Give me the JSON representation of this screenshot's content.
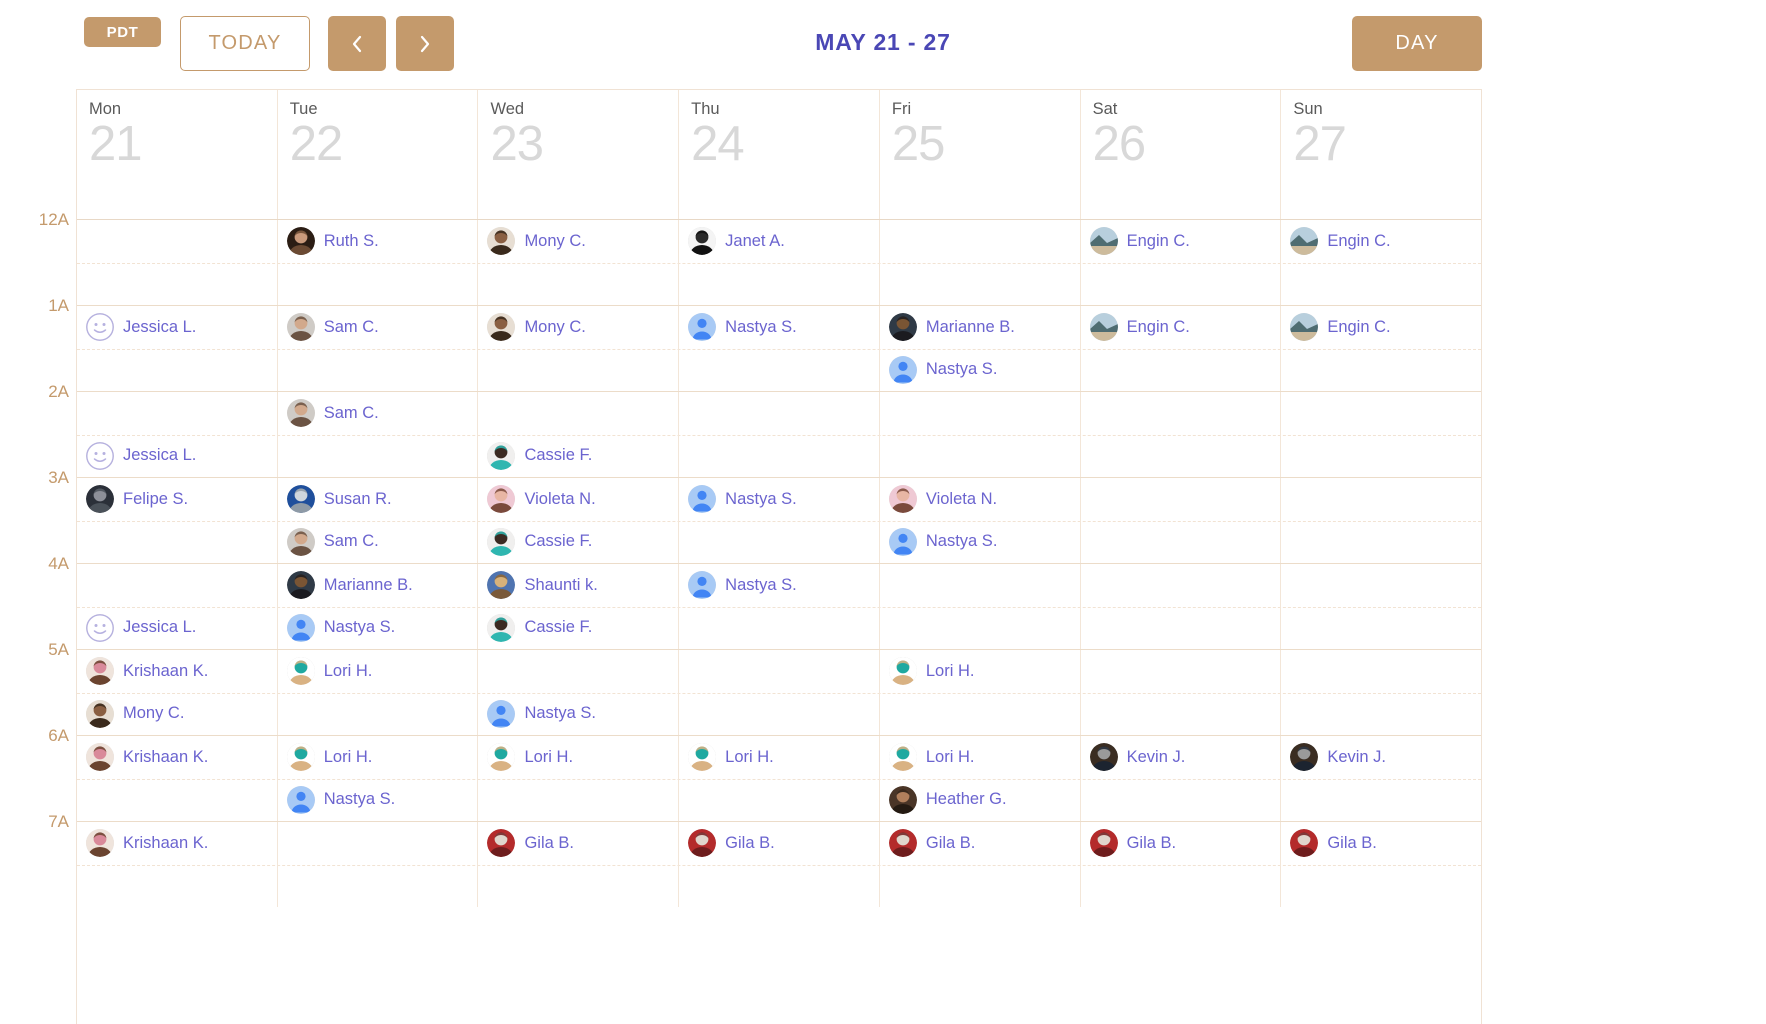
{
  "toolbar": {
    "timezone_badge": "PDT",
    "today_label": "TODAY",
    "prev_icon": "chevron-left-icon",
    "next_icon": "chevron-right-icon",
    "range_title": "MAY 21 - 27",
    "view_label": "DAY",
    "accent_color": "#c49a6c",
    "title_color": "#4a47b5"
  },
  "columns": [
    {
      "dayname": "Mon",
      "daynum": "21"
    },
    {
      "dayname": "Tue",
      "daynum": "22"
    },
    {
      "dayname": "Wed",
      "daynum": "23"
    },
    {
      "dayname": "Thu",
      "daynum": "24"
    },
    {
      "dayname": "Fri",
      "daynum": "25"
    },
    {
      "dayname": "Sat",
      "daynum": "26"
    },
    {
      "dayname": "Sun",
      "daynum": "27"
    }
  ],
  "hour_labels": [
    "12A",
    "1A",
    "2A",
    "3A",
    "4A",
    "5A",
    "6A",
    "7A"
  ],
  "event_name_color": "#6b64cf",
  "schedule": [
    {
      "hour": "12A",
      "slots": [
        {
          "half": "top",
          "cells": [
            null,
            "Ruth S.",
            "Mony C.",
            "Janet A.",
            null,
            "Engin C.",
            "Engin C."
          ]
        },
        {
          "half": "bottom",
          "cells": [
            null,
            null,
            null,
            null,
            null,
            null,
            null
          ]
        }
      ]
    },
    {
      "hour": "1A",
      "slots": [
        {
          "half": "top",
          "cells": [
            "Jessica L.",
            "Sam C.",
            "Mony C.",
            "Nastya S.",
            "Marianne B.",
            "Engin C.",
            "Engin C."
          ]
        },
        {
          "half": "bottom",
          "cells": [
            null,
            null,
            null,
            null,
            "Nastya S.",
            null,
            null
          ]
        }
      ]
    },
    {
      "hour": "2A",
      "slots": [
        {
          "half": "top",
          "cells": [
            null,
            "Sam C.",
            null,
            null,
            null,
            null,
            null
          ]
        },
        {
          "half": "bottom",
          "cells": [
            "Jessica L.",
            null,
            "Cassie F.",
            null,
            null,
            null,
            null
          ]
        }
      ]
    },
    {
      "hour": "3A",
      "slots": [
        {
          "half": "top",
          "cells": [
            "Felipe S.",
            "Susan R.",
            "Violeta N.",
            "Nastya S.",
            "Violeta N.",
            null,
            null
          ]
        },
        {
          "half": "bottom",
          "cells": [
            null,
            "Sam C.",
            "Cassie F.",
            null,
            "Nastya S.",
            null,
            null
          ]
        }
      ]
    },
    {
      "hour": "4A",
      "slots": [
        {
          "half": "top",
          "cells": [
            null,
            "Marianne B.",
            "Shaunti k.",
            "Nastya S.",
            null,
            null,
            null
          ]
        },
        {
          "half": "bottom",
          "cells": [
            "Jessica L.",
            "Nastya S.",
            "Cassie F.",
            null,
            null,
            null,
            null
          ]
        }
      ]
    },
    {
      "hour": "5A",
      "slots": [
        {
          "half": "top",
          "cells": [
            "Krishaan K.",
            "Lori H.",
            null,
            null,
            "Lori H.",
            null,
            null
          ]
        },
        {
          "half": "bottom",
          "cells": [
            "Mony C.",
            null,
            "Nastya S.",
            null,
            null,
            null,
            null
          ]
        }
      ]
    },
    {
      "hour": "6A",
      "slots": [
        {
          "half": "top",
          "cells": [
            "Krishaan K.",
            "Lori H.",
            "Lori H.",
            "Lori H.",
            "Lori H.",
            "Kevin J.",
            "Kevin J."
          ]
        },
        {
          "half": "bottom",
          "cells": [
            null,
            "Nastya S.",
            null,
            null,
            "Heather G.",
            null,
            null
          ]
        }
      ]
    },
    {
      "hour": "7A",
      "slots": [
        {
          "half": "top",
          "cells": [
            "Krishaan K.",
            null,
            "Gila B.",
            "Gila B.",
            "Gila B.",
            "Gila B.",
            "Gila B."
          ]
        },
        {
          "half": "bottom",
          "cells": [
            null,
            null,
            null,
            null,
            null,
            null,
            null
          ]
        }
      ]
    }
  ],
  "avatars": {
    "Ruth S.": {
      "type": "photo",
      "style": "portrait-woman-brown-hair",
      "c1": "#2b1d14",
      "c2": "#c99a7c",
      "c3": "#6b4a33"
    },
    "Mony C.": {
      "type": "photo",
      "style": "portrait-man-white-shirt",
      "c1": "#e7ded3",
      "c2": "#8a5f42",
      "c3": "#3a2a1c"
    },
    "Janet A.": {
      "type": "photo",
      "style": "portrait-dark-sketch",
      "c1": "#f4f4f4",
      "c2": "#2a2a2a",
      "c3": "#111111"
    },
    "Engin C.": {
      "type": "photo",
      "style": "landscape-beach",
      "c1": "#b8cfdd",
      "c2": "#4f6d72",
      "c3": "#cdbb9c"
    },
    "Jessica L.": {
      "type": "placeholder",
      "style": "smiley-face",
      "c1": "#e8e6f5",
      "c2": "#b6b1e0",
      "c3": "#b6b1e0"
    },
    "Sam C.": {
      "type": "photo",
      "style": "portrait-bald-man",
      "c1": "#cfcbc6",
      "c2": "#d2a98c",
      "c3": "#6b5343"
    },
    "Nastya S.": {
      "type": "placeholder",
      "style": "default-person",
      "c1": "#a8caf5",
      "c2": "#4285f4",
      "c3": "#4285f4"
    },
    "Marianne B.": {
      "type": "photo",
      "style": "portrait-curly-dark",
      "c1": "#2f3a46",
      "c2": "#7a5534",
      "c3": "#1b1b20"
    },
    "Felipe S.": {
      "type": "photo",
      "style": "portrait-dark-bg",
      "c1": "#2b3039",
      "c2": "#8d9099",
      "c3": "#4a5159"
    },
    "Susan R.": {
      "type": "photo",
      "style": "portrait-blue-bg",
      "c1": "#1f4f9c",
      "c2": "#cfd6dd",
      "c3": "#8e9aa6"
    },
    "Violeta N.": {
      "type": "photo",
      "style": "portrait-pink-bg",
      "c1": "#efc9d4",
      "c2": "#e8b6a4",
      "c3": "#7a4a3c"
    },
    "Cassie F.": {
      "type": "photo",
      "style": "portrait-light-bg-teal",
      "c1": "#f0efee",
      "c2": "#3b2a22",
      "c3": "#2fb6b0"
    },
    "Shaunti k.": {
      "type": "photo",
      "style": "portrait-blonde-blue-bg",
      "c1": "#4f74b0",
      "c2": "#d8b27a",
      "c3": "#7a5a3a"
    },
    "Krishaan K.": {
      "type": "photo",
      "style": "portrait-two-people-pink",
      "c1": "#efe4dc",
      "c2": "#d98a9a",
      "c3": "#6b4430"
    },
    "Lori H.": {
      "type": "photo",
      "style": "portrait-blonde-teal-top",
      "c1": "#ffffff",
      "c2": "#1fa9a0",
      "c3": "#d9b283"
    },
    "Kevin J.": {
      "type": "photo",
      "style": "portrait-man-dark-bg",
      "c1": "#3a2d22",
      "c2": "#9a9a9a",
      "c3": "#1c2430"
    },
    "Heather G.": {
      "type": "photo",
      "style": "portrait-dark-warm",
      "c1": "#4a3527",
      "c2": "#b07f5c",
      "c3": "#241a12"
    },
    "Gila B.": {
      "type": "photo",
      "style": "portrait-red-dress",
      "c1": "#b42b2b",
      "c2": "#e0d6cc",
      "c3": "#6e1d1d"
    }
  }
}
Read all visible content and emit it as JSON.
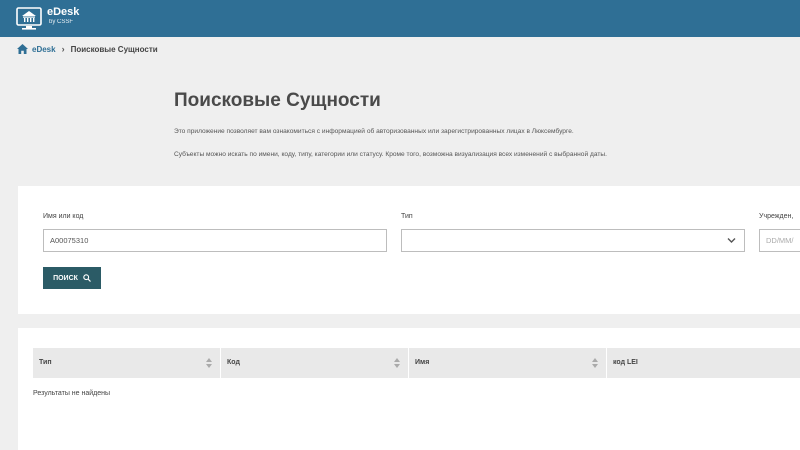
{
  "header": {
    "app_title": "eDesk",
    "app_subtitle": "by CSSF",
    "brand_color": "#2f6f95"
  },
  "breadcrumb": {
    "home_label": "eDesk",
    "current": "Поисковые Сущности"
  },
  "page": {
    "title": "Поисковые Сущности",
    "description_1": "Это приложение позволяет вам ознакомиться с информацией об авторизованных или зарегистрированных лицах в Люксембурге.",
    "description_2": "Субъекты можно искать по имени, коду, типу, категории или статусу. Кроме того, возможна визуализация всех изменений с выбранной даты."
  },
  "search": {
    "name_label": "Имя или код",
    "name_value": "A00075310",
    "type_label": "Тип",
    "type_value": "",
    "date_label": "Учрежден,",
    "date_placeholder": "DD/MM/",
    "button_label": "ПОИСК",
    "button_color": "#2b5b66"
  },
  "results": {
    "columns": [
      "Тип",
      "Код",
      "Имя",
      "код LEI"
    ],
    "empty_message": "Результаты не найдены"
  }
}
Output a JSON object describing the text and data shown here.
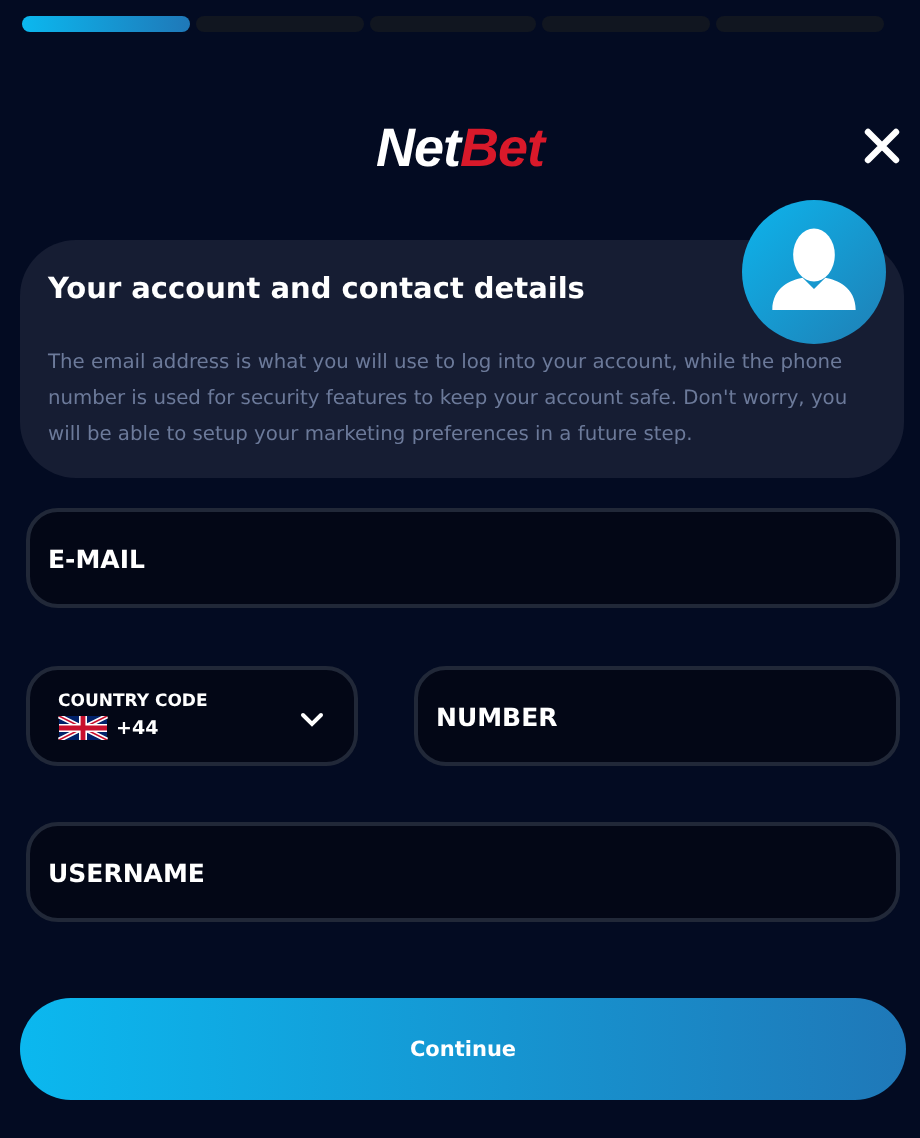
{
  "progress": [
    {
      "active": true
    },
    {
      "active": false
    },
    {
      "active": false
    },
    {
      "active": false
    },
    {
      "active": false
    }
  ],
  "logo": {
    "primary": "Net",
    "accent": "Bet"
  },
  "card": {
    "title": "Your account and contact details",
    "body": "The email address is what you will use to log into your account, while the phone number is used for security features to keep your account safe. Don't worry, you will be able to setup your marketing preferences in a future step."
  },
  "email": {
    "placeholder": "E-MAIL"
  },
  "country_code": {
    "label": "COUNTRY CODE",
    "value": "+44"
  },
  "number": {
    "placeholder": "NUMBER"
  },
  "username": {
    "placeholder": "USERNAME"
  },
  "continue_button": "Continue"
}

#### Short task
Of the lines in the material above, state how many contain the string "Сущности"; give no other text.

#### Answer for the task
2